### Exercise task:
Every line that holds "type" should be shown.

### Supplied records:
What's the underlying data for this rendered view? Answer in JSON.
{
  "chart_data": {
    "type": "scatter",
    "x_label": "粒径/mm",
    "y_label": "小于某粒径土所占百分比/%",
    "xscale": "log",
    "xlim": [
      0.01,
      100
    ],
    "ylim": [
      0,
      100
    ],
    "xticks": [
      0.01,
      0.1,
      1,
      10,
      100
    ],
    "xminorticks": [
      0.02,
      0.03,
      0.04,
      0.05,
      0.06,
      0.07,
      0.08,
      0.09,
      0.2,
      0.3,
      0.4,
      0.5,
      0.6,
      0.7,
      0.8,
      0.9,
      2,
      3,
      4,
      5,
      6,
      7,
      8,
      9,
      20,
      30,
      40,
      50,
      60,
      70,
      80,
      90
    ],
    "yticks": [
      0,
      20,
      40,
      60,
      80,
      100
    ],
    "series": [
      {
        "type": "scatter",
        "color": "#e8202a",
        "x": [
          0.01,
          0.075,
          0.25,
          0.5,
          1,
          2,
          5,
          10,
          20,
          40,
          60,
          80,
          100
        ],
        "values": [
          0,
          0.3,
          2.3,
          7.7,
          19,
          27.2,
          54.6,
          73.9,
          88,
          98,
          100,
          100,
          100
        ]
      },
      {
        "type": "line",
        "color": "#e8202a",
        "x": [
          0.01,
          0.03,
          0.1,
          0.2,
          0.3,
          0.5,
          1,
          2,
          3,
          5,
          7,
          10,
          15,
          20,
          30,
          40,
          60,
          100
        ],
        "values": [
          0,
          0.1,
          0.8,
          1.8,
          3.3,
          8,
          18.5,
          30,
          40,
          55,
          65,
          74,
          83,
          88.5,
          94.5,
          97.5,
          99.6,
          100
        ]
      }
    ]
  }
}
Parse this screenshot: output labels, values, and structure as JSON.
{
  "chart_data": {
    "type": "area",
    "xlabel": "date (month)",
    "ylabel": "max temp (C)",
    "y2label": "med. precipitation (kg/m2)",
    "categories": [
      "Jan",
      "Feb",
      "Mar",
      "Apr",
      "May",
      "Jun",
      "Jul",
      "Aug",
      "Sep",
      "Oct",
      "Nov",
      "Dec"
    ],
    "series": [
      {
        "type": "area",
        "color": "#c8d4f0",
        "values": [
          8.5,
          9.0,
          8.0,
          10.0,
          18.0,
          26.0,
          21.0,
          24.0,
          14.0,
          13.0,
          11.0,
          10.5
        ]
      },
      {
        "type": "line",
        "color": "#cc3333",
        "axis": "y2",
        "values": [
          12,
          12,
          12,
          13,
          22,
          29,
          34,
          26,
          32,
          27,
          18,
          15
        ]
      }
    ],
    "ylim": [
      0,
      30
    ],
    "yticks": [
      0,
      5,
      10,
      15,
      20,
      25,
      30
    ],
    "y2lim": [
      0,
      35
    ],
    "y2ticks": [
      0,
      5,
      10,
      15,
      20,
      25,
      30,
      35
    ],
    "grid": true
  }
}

### Task output:
    "type": "scatter",
        "type": "scatter",
        "type": "line",
    "type": "area",
        "type": "area",
        "type": "line",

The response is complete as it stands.